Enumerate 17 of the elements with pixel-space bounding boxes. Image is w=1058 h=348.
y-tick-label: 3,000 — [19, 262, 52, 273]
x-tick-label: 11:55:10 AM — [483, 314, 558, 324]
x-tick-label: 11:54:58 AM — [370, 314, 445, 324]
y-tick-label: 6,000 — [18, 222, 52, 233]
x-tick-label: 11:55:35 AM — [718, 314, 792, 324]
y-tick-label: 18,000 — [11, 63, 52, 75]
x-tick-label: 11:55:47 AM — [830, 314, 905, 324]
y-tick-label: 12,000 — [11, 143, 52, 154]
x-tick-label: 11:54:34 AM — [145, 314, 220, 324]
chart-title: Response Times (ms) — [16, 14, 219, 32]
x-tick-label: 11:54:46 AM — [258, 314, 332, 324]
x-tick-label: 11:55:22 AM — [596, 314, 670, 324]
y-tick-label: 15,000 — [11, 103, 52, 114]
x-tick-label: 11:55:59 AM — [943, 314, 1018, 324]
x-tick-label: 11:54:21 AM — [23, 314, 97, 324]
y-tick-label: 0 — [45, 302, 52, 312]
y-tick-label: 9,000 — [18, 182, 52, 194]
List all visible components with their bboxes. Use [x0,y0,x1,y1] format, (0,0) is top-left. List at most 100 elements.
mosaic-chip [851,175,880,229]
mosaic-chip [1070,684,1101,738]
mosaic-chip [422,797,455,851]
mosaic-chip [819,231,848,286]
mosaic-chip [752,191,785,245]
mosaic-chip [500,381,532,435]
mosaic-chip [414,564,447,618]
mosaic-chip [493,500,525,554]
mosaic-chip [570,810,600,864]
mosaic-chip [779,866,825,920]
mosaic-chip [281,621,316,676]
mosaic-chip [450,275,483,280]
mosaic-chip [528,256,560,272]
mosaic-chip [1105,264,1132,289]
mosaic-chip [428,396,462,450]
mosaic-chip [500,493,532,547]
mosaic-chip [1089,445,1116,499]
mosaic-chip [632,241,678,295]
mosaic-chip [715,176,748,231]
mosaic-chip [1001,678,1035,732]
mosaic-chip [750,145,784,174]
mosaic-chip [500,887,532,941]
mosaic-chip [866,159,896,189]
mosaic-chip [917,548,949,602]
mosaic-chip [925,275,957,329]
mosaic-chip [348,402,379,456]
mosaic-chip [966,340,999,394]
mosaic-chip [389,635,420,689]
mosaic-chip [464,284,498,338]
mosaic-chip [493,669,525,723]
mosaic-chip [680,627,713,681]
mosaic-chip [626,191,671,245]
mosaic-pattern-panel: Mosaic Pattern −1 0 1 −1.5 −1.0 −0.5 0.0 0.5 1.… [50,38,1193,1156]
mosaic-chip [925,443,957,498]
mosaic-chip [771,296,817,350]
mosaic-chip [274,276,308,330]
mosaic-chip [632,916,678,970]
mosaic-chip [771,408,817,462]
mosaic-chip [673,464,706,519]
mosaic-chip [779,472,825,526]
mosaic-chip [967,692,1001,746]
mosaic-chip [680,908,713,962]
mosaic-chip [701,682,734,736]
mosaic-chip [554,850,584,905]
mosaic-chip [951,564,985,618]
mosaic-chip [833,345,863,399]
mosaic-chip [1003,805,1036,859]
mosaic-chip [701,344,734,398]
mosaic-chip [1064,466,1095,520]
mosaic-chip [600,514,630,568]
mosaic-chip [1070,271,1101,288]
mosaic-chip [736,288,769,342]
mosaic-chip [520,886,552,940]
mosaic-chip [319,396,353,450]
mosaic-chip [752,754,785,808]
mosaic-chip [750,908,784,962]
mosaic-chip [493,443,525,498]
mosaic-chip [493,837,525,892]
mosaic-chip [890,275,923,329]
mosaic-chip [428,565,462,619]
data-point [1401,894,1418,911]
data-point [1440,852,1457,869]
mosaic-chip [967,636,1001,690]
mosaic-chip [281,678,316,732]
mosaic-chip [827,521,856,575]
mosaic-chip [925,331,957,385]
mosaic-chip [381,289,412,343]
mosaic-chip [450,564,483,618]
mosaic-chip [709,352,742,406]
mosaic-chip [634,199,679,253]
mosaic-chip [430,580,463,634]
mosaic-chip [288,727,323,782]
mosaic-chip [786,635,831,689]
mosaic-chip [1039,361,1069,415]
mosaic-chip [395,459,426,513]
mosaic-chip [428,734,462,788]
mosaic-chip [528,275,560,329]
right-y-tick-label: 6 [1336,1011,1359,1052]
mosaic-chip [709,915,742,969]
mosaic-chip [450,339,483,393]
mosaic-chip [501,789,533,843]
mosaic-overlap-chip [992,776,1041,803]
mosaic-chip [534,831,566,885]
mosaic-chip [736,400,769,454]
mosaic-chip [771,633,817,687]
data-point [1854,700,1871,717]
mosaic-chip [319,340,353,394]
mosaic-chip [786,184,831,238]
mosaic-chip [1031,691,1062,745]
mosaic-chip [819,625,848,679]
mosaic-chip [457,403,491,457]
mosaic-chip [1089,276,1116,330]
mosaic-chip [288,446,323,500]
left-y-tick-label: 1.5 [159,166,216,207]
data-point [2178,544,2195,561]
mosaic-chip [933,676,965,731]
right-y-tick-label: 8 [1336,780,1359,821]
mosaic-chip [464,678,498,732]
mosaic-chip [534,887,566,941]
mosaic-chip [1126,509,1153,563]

### WHAT YOU SHOULD DO
Return the lines from the top of the listing through the line containing "y-tick-label: 12,000 — [11, 143, 52, 154]", inclusive, unchanged.

### SOLUTION
Enumerate 17 of the elements with pixel-space bounding boxes. Image is w=1058 h=348.
y-tick-label: 3,000 — [19, 262, 52, 273]
x-tick-label: 11:55:10 AM — [483, 314, 558, 324]
x-tick-label: 11:54:58 AM — [370, 314, 445, 324]
y-tick-label: 6,000 — [18, 222, 52, 233]
x-tick-label: 11:55:35 AM — [718, 314, 792, 324]
y-tick-label: 18,000 — [11, 63, 52, 75]
x-tick-label: 11:55:47 AM — [830, 314, 905, 324]
y-tick-label: 12,000 — [11, 143, 52, 154]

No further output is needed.